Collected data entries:
○ ○ ○

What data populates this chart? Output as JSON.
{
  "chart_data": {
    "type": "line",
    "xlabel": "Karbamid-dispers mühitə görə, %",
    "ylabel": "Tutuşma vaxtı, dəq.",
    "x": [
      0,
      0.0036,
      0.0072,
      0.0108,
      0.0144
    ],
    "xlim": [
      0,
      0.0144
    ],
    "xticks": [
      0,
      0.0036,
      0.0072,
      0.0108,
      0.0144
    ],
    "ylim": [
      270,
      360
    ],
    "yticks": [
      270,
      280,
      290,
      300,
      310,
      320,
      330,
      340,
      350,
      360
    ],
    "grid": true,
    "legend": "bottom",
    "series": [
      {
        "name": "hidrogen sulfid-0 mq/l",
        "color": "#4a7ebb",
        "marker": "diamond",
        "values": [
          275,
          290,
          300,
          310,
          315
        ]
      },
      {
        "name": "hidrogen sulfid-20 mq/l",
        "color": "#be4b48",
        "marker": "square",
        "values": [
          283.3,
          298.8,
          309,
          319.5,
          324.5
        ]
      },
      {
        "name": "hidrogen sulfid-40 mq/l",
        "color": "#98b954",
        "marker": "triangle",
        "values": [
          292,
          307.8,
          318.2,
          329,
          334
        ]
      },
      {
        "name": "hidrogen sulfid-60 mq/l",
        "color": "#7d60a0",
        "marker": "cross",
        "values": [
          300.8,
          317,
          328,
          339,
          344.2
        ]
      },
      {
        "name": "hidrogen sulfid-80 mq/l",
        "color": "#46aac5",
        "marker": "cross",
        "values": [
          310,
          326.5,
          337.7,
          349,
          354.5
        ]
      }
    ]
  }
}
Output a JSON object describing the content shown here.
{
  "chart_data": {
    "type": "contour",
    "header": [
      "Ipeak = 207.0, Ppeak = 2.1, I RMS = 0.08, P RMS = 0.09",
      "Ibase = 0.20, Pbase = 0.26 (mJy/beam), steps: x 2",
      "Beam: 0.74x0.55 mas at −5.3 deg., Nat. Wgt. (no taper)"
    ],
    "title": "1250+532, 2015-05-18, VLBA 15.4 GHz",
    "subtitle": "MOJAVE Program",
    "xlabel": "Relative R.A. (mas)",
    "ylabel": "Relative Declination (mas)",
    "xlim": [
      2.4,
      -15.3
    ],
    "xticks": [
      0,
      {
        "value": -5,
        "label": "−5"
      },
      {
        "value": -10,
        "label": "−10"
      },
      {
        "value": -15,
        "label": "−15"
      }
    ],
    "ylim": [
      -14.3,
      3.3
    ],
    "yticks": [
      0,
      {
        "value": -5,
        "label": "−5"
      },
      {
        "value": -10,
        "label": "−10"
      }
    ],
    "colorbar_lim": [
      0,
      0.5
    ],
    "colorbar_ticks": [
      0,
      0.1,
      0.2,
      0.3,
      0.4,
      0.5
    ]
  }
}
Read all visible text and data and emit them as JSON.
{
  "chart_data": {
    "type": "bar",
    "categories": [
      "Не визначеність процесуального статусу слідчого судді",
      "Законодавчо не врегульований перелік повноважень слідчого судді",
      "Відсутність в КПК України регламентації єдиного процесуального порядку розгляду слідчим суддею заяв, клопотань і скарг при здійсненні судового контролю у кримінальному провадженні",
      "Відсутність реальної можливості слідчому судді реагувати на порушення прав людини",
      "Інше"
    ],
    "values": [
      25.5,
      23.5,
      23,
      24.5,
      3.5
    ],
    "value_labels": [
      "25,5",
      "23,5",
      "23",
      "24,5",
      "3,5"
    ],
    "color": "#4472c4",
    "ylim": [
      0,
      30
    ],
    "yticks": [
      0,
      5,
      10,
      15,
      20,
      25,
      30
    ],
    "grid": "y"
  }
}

○ ○ ○

Please output every record, keeping each line exact.

What data populates this chart? Output as JSON.
{
  "chart_data": {
    "type": "line",
    "xlabel": "Karbamid-dispers mühitə görə, %",
    "ylabel": "Tutuşma vaxtı, dəq.",
    "x": [
      0,
      0.0036,
      0.0072,
      0.0108,
      0.0144
    ],
    "xlim": [
      0,
      0.0144
    ],
    "xticks": [
      0,
      0.0036,
      0.0072,
      0.0108,
      0.0144
    ],
    "ylim": [
      270,
      360
    ],
    "yticks": [
      270,
      280,
      290,
      300,
      310,
      320,
      330,
      340,
      350,
      360
    ],
    "grid": true,
    "legend": "bottom",
    "series": [
      {
        "name": "hidrogen sulfid-0 mq/l",
        "color": "#4a7ebb",
        "marker": "diamond",
        "values": [
          275,
          290,
          300,
          310,
          315
        ]
      },
      {
        "name": "hidrogen sulfid-20 mq/l",
        "color": "#be4b48",
        "marker": "square",
        "values": [
          283.3,
          298.8,
          309,
          319.5,
          324.5
        ]
      },
      {
        "name": "hidrogen sulfid-40 mq/l",
        "color": "#98b954",
        "marker": "triangle",
        "values": [
          292,
          307.8,
          318.2,
          329,
          334
        ]
      },
      {
        "name": "hidrogen sulfid-60 mq/l",
        "color": "#7d60a0",
        "marker": "cross",
        "values": [
          300.8,
          317,
          328,
          339,
          344.2
        ]
      },
      {
        "name": "hidrogen sulfid-80 mq/l",
        "color": "#46aac5",
        "marker": "cross",
        "values": [
          310,
          326.5,
          337.7,
          349,
          354.5
        ]
      }
    ]
  }
}
Output a JSON object describing the content shown here.
{
  "chart_data": {
    "type": "contour",
    "header": [
      "Ipeak = 207.0, Ppeak = 2.1, I RMS = 0.08, P RMS = 0.09",
      "Ibase = 0.20, Pbase = 0.26 (mJy/beam), steps: x 2",
      "Beam: 0.74x0.55 mas at −5.3 deg., Nat. Wgt. (no taper)"
    ],
    "title": "1250+532, 2015-05-18, VLBA 15.4 GHz",
    "subtitle": "MOJAVE Program",
    "xlabel": "Relative R.A. (mas)",
    "ylabel": "Relative Declination (mas)",
    "xlim": [
      2.4,
      -15.3
    ],
    "xticks": [
      0,
      {
        "value": -5,
        "label": "−5"
      },
      {
        "value": -10,
        "label": "−10"
      },
      {
        "value": -15,
        "label": "−15"
      }
    ],
    "ylim": [
      -14.3,
      3.3
    ],
    "yticks": [
      0,
      {
        "value": -5,
        "label": "−5"
      },
      {
        "value": -10,
        "label": "−10"
      }
    ],
    "colorbar_lim": [
      0,
      0.5
    ],
    "colorbar_ticks": [
      0,
      0.1,
      0.2,
      0.3,
      0.4,
      0.5
    ]
  }
}
Read all visible text and data and emit them as JSON.
{
  "chart_data": {
    "type": "bar",
    "categories": [
      "Не визначеність процесуального статусу слідчого судді",
      "Законодавчо не врегульований перелік повноважень слідчого судді",
      "Відсутність в КПК України регламентації єдиного процесуального порядку розгляду слідчим суддею заяв, клопотань і скарг при здійсненні судового контролю у кримінальному провадженні",
      "Відсутність реальної можливості слідчому судді реагувати на порушення прав людини",
      "Інше"
    ],
    "values": [
      25.5,
      23.5,
      23,
      24.5,
      3.5
    ],
    "value_labels": [
      "25,5",
      "23,5",
      "23",
      "24,5",
      "3,5"
    ],
    "color": "#4472c4",
    "ylim": [
      0,
      30
    ],
    "yticks": [
      0,
      5,
      10,
      15,
      20,
      25,
      30
    ],
    "grid": "y"
  }
}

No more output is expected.